What follows is a listing to be transcribed exactly.

-- BEGIN --

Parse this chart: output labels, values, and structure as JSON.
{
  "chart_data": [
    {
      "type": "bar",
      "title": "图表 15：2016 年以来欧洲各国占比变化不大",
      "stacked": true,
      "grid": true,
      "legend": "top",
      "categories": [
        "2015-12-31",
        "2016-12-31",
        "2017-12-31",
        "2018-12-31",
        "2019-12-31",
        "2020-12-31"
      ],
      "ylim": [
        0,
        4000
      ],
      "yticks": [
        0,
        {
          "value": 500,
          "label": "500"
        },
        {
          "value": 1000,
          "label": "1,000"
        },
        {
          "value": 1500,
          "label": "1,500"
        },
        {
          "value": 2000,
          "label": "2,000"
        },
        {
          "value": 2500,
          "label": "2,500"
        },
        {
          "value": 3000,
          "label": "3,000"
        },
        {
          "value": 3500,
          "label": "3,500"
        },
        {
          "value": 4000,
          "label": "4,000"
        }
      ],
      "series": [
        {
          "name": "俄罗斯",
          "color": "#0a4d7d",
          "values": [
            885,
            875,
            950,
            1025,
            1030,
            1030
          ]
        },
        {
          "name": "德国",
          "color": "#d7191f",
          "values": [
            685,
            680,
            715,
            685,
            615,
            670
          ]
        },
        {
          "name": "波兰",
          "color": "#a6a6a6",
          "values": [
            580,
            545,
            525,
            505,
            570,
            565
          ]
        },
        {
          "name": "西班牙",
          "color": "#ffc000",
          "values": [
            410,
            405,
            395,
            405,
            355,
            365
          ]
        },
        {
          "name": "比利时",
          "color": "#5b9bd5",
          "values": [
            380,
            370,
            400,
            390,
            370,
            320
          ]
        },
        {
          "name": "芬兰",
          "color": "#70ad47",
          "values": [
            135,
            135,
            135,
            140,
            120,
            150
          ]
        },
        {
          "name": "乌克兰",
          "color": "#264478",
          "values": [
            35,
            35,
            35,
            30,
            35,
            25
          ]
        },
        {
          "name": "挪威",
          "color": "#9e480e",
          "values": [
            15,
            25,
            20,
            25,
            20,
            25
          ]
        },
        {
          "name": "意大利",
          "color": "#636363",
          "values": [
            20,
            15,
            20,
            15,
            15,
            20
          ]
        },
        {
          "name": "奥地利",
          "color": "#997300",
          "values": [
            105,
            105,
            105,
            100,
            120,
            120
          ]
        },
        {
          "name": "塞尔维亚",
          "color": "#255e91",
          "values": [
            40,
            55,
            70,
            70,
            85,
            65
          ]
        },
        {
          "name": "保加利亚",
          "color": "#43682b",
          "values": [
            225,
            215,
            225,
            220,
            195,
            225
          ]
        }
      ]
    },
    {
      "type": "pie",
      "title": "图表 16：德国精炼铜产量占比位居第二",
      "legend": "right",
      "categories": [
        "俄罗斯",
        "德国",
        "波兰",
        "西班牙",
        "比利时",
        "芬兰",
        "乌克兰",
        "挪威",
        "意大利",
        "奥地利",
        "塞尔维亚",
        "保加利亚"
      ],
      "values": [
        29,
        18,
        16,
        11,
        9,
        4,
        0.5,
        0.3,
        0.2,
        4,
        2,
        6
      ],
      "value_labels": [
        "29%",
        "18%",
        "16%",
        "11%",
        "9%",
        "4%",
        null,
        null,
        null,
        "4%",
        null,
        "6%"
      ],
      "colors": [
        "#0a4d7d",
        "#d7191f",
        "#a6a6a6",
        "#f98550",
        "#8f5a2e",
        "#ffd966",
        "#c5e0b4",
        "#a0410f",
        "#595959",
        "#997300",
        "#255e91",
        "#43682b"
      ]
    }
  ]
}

-- END --

Task response —
Parse this chart: output labels, values, and structure as JSON.
{
  "chart_data": [
    {
      "type": "bar",
      "title": "图表 15：2016 年以来欧洲各国占比变化不大",
      "stacked": true,
      "grid": true,
      "legend": "top",
      "categories": [
        "2015-12-31",
        "2016-12-31",
        "2017-12-31",
        "2018-12-31",
        "2019-12-31",
        "2020-12-31"
      ],
      "ylim": [
        0,
        4000
      ],
      "yticks": [
        0,
        {
          "value": 500,
          "label": "500"
        },
        {
          "value": 1000,
          "label": "1,000"
        },
        {
          "value": 1500,
          "label": "1,500"
        },
        {
          "value": 2000,
          "label": "2,000"
        },
        {
          "value": 2500,
          "label": "2,500"
        },
        {
          "value": 3000,
          "label": "3,000"
        },
        {
          "value": 3500,
          "label": "3,500"
        },
        {
          "value": 4000,
          "label": "4,000"
        }
      ],
      "series": [
        {
          "name": "俄罗斯",
          "color": "#0a4d7d",
          "values": [
            885,
            875,
            950,
            1025,
            1030,
            1030
          ]
        },
        {
          "name": "德国",
          "color": "#d7191f",
          "values": [
            685,
            680,
            715,
            685,
            615,
            670
          ]
        },
        {
          "name": "波兰",
          "color": "#a6a6a6",
          "values": [
            580,
            545,
            525,
            505,
            570,
            565
          ]
        },
        {
          "name": "西班牙",
          "color": "#ffc000",
          "values": [
            410,
            405,
            395,
            405,
            355,
            365
          ]
        },
        {
          "name": "比利时",
          "color": "#5b9bd5",
          "values": [
            380,
            370,
            400,
            390,
            370,
            320
          ]
        },
        {
          "name": "芬兰",
          "color": "#70ad47",
          "values": [
            135,
            135,
            135,
            140,
            120,
            150
          ]
        },
        {
          "name": "乌克兰",
          "color": "#264478",
          "values": [
            35,
            35,
            35,
            30,
            35,
            25
          ]
        },
        {
          "name": "挪威",
          "color": "#9e480e",
          "values": [
            15,
            25,
            20,
            25,
            20,
            25
          ]
        },
        {
          "name": "意大利",
          "color": "#636363",
          "values": [
            20,
            15,
            20,
            15,
            15,
            20
          ]
        },
        {
          "name": "奥地利",
          "color": "#997300",
          "values": [
            105,
            105,
            105,
            100,
            120,
            120
          ]
        },
        {
          "name": "塞尔维亚",
          "color": "#255e91",
          "values": [
            40,
            55,
            70,
            70,
            85,
            65
          ]
        },
        {
          "name": "保加利亚",
          "color": "#43682b",
          "values": [
            225,
            215,
            225,
            220,
            195,
            225
          ]
        }
      ]
    },
    {
      "type": "pie",
      "title": "图表 16：德国精炼铜产量占比位居第二",
      "legend": "right",
      "categories": [
        "俄罗斯",
        "德国",
        "波兰",
        "西班牙",
        "比利时",
        "芬兰",
        "乌克兰",
        "挪威",
        "意大利",
        "奥地利",
        "塞尔维亚",
        "保加利亚"
      ],
      "values": [
        29,
        18,
        16,
        11,
        9,
        4,
        0.5,
        0.3,
        0.2,
        4,
        2,
        6
      ],
      "value_labels": [
        "29%",
        "18%",
        "16%",
        "11%",
        "9%",
        "4%",
        null,
        null,
        null,
        "4%",
        null,
        "6%"
      ],
      "colors": [
        "#0a4d7d",
        "#d7191f",
        "#a6a6a6",
        "#f98550",
        "#8f5a2e",
        "#ffd966",
        "#c5e0b4",
        "#a0410f",
        "#595959",
        "#997300",
        "#255e91",
        "#43682b"
      ]
    }
  ]
}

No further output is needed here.